» **Job**:
Check each line of the entries below for the string "structured"; copy every line where it appears.

>>>

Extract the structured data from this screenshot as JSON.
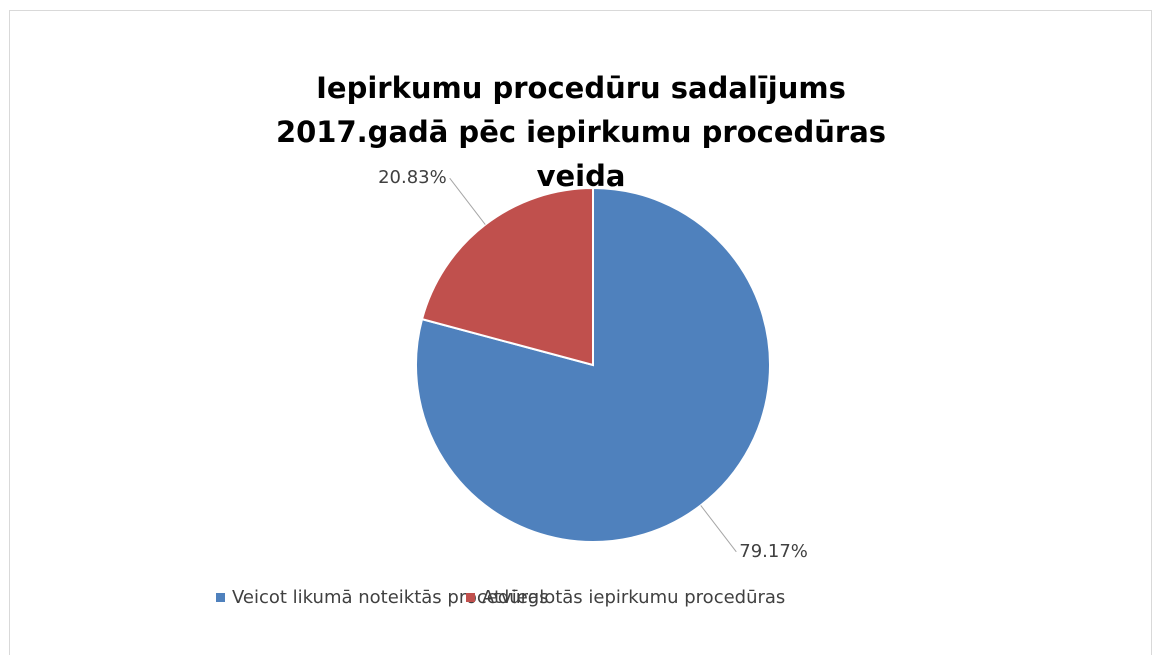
{
  "chart_data": {
    "type": "pie",
    "title": "Iepirkumu procedūru sadalījums 2017.gadā pēc iepirkumu procedūras veida",
    "categories": [
      "Veicot likumā noteiktās procedūras",
      "Atvieglotās iepirkumu procedūras"
    ],
    "values": [
      79.17,
      20.83
    ],
    "value_labels": [
      "79.17%",
      "20.83%"
    ],
    "colors": [
      "#4f81bd",
      "#c0504d"
    ],
    "legend": "bottom"
  }
}
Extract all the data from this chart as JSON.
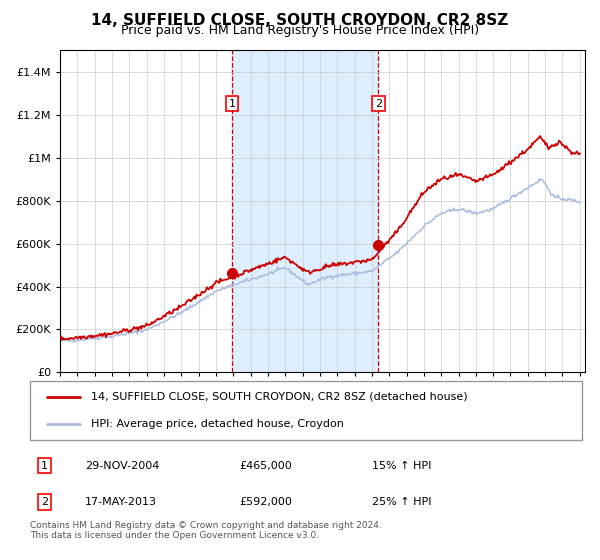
{
  "title": "14, SUFFIELD CLOSE, SOUTH CROYDON, CR2 8SZ",
  "subtitle": "Price paid vs. HM Land Registry's House Price Index (HPI)",
  "hpi_color": "#aabbdd",
  "price_color": "#cc0000",
  "shade_color": "#ddeeff",
  "dashed_line_color": "#cc0000",
  "transaction1_date": "29-NOV-2004",
  "transaction1_price": 465000,
  "transaction1_hpi": "15% ↑ HPI",
  "transaction1_year": 2004.92,
  "transaction2_date": "17-MAY-2013",
  "transaction2_price": 592000,
  "transaction2_year": 2013.38,
  "transaction2_hpi": "25% ↑ HPI",
  "legend_property": "14, SUFFIELD CLOSE, SOUTH CROYDON, CR2 8SZ (detached house)",
  "legend_hpi": "HPI: Average price, detached house, Croydon",
  "footer": "Contains HM Land Registry data © Crown copyright and database right 2024.\nThis data is licensed under the Open Government Licence v3.0.",
  "ylim_max": 1500000,
  "background_color": "#ffffff",
  "grid_color": "#cccccc",
  "yticks": [
    0,
    200000,
    400000,
    600000,
    800000,
    1000000,
    1200000,
    1400000
  ],
  "ytick_labels": [
    "£0",
    "£200K",
    "£400K",
    "£600K",
    "£800K",
    "£1M",
    "£1.2M",
    "£1.4M"
  ]
}
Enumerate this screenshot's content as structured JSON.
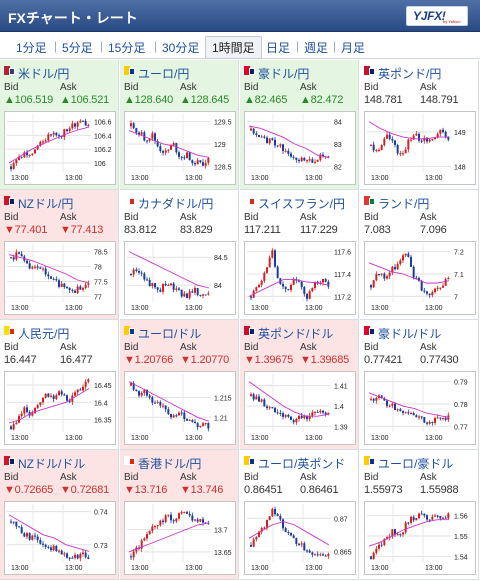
{
  "header": {
    "title": "FXチャート・レート",
    "logo_text": "YJFX!",
    "logo_sub": "by Yahoo!"
  },
  "tabs": [
    {
      "label": "1分足",
      "active": false
    },
    {
      "label": "5分足",
      "active": false
    },
    {
      "label": "15分足",
      "active": false
    },
    {
      "label": "30分足",
      "active": false
    },
    {
      "label": "1時間足",
      "active": true
    },
    {
      "label": "日足",
      "active": false
    },
    {
      "label": "週足",
      "active": false
    },
    {
      "label": "月足",
      "active": false
    }
  ],
  "labels": {
    "bid": "Bid",
    "ask": "Ask"
  },
  "colors": {
    "up_bg": "#e4f5e1",
    "down_bg": "#fce4e4",
    "link": "#1f4f9e",
    "candle_up": "#d02020",
    "candle_down": "#1c3c9a",
    "ma": "#cc33cc"
  },
  "pairs": [
    {
      "name": "米ドル/円",
      "flag": "us-flag",
      "state": "up",
      "bid": "▲106.519",
      "ask": "▲106.521"
    },
    {
      "name": "ユーロ/円",
      "flag": "eu-flag",
      "state": "up",
      "bid": "▲128.640",
      "ask": "▲128.645"
    },
    {
      "name": "豪ドル/円",
      "flag": "au-flag",
      "state": "up",
      "bid": "▲82.465",
      "ask": "▲82.472"
    },
    {
      "name": "英ポンド/円",
      "flag": "gb-flag",
      "state": "flat",
      "bid": "148.781",
      "ask": "148.791"
    },
    {
      "name": "NZドル/円",
      "flag": "nz-flag",
      "state": "down",
      "bid": "▼77.401",
      "ask": "▼77.413"
    },
    {
      "name": "カナダドル/円",
      "flag": "ca-flag",
      "state": "flat",
      "bid": "83.812",
      "ask": "83.829"
    },
    {
      "name": "スイスフラン/円",
      "flag": "ch-flag",
      "state": "flat",
      "bid": "117.211",
      "ask": "117.229"
    },
    {
      "name": "ランド/円",
      "flag": "za-flag",
      "state": "flat",
      "bid": "7.083",
      "ask": "7.096"
    },
    {
      "name": "人民元/円",
      "flag": "cn-flag",
      "state": "flat",
      "bid": "16.447",
      "ask": "16.477"
    },
    {
      "name": "ユーロ/ドル",
      "flag": "eu-flag",
      "state": "down",
      "bid": "▼1.20766",
      "ask": "▼1.20770"
    },
    {
      "name": "英ポンド/ドル",
      "flag": "gb-flag",
      "state": "down",
      "bid": "▼1.39675",
      "ask": "▼1.39685"
    },
    {
      "name": "豪ドル/ドル",
      "flag": "au-flag",
      "state": "flat",
      "bid": "0.77421",
      "ask": "0.77430"
    },
    {
      "name": "NZドル/ドル",
      "flag": "nz-flag",
      "state": "down",
      "bid": "▼0.72665",
      "ask": "▼0.72681"
    },
    {
      "name": "香港ドル/円",
      "flag": "hk-flag",
      "state": "down",
      "bid": "▼13.716",
      "ask": "▼13.746"
    },
    {
      "name": "ユーロ/英ポンド",
      "flag": "eu-flag",
      "state": "flat",
      "bid": "0.86451",
      "ask": "0.86461"
    },
    {
      "name": "ユーロ/豪ドル",
      "flag": "eu-flag",
      "state": "flat",
      "bid": "1.55973",
      "ask": "1.55988"
    }
  ],
  "chart_data": [
    {
      "type": "line",
      "title": "米ドル/円",
      "x": [
        "13:00",
        "13:00"
      ],
      "yticks": [
        "106.6",
        "106.4",
        "106.2",
        "106"
      ],
      "trend": [
        105.95,
        106.05,
        106.15,
        106.1,
        106.3,
        106.35,
        106.45,
        106.4,
        106.5,
        106.55,
        106.6,
        106.55
      ],
      "ma": [
        106.0,
        106.1,
        106.2,
        106.28,
        106.35,
        106.42,
        106.48,
        106.52
      ]
    },
    {
      "type": "line",
      "title": "ユーロ/円",
      "x": [
        "13:00",
        "13:00"
      ],
      "yticks": [
        "129.5",
        "129",
        "128.5"
      ],
      "trend": [
        129.4,
        129.3,
        129.1,
        129.2,
        128.9,
        128.8,
        129.0,
        128.7,
        128.75,
        128.6,
        128.55,
        128.65
      ],
      "ma": [
        129.3,
        129.2,
        129.1,
        129.0,
        128.95,
        128.85,
        128.75,
        128.7
      ]
    },
    {
      "type": "line",
      "title": "豪ドル/円",
      "x": [
        "13:00",
        "13:00"
      ],
      "yticks": [
        "84",
        "83",
        "82"
      ],
      "trend": [
        83.6,
        83.4,
        83.2,
        83.1,
        82.9,
        82.7,
        82.5,
        82.3,
        82.2,
        82.3,
        82.45,
        82.5
      ],
      "ma": [
        83.8,
        83.7,
        83.5,
        83.3,
        83.0,
        82.8,
        82.5,
        82.4
      ]
    },
    {
      "type": "line",
      "title": "英ポンド/円",
      "x": [
        "13:00",
        "13:00"
      ],
      "yticks": [
        "149",
        "148"
      ],
      "trend": [
        148.6,
        148.4,
        148.9,
        148.7,
        148.3,
        148.6,
        148.9,
        148.8,
        148.7,
        148.9,
        149.0,
        148.8
      ],
      "ma": [
        149.3,
        149.1,
        148.95,
        148.85,
        148.8,
        148.8,
        148.85,
        148.85
      ]
    },
    {
      "type": "line",
      "title": "NZドル/円",
      "x": [
        "13:00",
        "13:00"
      ],
      "yticks": [
        "78.5",
        "78",
        "77.5",
        "77"
      ],
      "trend": [
        78.3,
        78.4,
        78.1,
        77.9,
        78.0,
        77.7,
        77.5,
        77.4,
        77.3,
        77.2,
        77.35,
        77.4
      ],
      "ma": [
        78.4,
        78.3,
        78.2,
        78.05,
        77.9,
        77.75,
        77.55,
        77.45
      ]
    },
    {
      "type": "line",
      "title": "カナダドル/円",
      "x": [
        "13:00",
        "13:00"
      ],
      "yticks": [
        "84.5",
        "84"
      ],
      "trend": [
        84.2,
        84.3,
        84.1,
        84.0,
        83.9,
        84.05,
        83.95,
        83.85,
        83.8,
        83.9,
        83.85,
        83.8
      ],
      "ma": [
        84.6,
        84.5,
        84.4,
        84.3,
        84.2,
        84.1,
        84.0,
        83.95
      ]
    },
    {
      "type": "line",
      "title": "スイスフラン/円",
      "x": [
        "13:00",
        "13:00"
      ],
      "yticks": [
        "117.6",
        "117.4",
        "117.2"
      ],
      "trend": [
        117.2,
        117.3,
        117.4,
        117.6,
        117.3,
        117.25,
        117.35,
        117.3,
        117.2,
        117.3,
        117.35,
        117.3
      ],
      "ma": [
        117.2,
        117.25,
        117.3,
        117.35,
        117.35,
        117.33,
        117.32,
        117.3
      ]
    },
    {
      "type": "line",
      "title": "ランド/円",
      "x": [
        "13:00",
        "13:00"
      ],
      "yticks": [
        "7.2",
        "7.1",
        "7"
      ],
      "trend": [
        7.05,
        7.1,
        7.08,
        7.12,
        7.15,
        7.2,
        7.1,
        7.05,
        7.0,
        7.02,
        7.05,
        7.08
      ],
      "ma": [
        7.15,
        7.13,
        7.11,
        7.1,
        7.08,
        7.06,
        7.06,
        7.07
      ]
    },
    {
      "type": "line",
      "title": "人民元/円",
      "x": [
        "13:00",
        "13:00"
      ],
      "yticks": [
        "16.45",
        "16.4",
        "16.35"
      ],
      "trend": [
        16.33,
        16.35,
        16.38,
        16.36,
        16.4,
        16.42,
        16.41,
        16.43,
        16.4,
        16.42,
        16.44,
        16.46
      ],
      "ma": [
        16.34,
        16.35,
        16.37,
        16.38,
        16.39,
        16.4,
        16.42,
        16.44
      ]
    },
    {
      "type": "line",
      "title": "ユーロ/ドル",
      "x": [
        "13:00",
        "13:00"
      ],
      "yticks": [
        "1.215",
        "1.21"
      ],
      "trend": [
        1.218,
        1.216,
        1.217,
        1.213,
        1.214,
        1.212,
        1.21,
        1.211,
        1.209,
        1.208,
        1.208,
        1.2077
      ],
      "ma": [
        1.219,
        1.2175,
        1.216,
        1.2145,
        1.213,
        1.2115,
        1.21,
        1.209
      ]
    },
    {
      "type": "line",
      "title": "英ポンド/ドル",
      "x": [
        "13:00",
        "13:00"
      ],
      "yticks": [
        "1.41",
        "1.4",
        "1.39"
      ],
      "trend": [
        1.405,
        1.403,
        1.401,
        1.398,
        1.396,
        1.394,
        1.393,
        1.395,
        1.394,
        1.396,
        1.398,
        1.3968
      ],
      "ma": [
        1.412,
        1.408,
        1.404,
        1.4,
        1.397,
        1.395,
        1.395,
        1.396
      ]
    },
    {
      "type": "line",
      "title": "豪ドル/ドル",
      "x": [
        "13:00",
        "13:00"
      ],
      "yticks": [
        "0.79",
        "0.78",
        "0.77"
      ],
      "trend": [
        0.782,
        0.784,
        0.781,
        0.779,
        0.777,
        0.776,
        0.775,
        0.774,
        0.772,
        0.773,
        0.7735,
        0.7742
      ],
      "ma": [
        0.785,
        0.783,
        0.781,
        0.779,
        0.778,
        0.776,
        0.775,
        0.774
      ]
    },
    {
      "type": "line",
      "title": "NZドル/ドル",
      "x": [
        "13:00",
        "13:00"
      ],
      "yticks": [
        "0.74",
        "0.73"
      ],
      "trend": [
        0.737,
        0.735,
        0.733,
        0.732,
        0.731,
        0.73,
        0.729,
        0.728,
        0.727,
        0.7265,
        0.727,
        0.7266
      ],
      "ma": [
        0.739,
        0.737,
        0.735,
        0.733,
        0.732,
        0.73,
        0.729,
        0.728
      ]
    },
    {
      "type": "line",
      "title": "香港ドル/円",
      "x": [
        "13:00",
        "13:00"
      ],
      "yticks": [
        "13.7",
        "13.65"
      ],
      "trend": [
        13.64,
        13.66,
        13.68,
        13.7,
        13.71,
        13.73,
        13.72,
        13.74,
        13.73,
        13.72,
        13.72,
        13.716
      ],
      "ma": [
        13.65,
        13.66,
        13.67,
        13.68,
        13.69,
        13.7,
        13.71,
        13.715
      ]
    },
    {
      "type": "line",
      "title": "ユーロ/英ポンド",
      "x": [
        "13:00",
        "13:00"
      ],
      "yticks": [
        "0.87",
        "0.865"
      ],
      "trend": [
        0.866,
        0.868,
        0.869,
        0.871,
        0.87,
        0.868,
        0.867,
        0.866,
        0.865,
        0.8645,
        0.8643,
        0.8645
      ],
      "ma": [
        0.867,
        0.868,
        0.869,
        0.8695,
        0.869,
        0.868,
        0.867,
        0.866
      ]
    },
    {
      "type": "line",
      "title": "ユーロ/豪ドル",
      "x": [
        "13:00",
        "13:00"
      ],
      "yticks": [
        "1.56",
        "1.55",
        "1.54"
      ],
      "trend": [
        1.54,
        1.545,
        1.548,
        1.552,
        1.55,
        1.556,
        1.559,
        1.562,
        1.558,
        1.56,
        1.557,
        1.5597
      ],
      "ma": [
        1.545,
        1.547,
        1.55,
        1.553,
        1.555,
        1.557,
        1.558,
        1.558
      ]
    }
  ]
}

<<<

» **Answer below**:
Extract the structured data from this screenshot as JSON.
Enumerate this screenshot's content as structured JSON.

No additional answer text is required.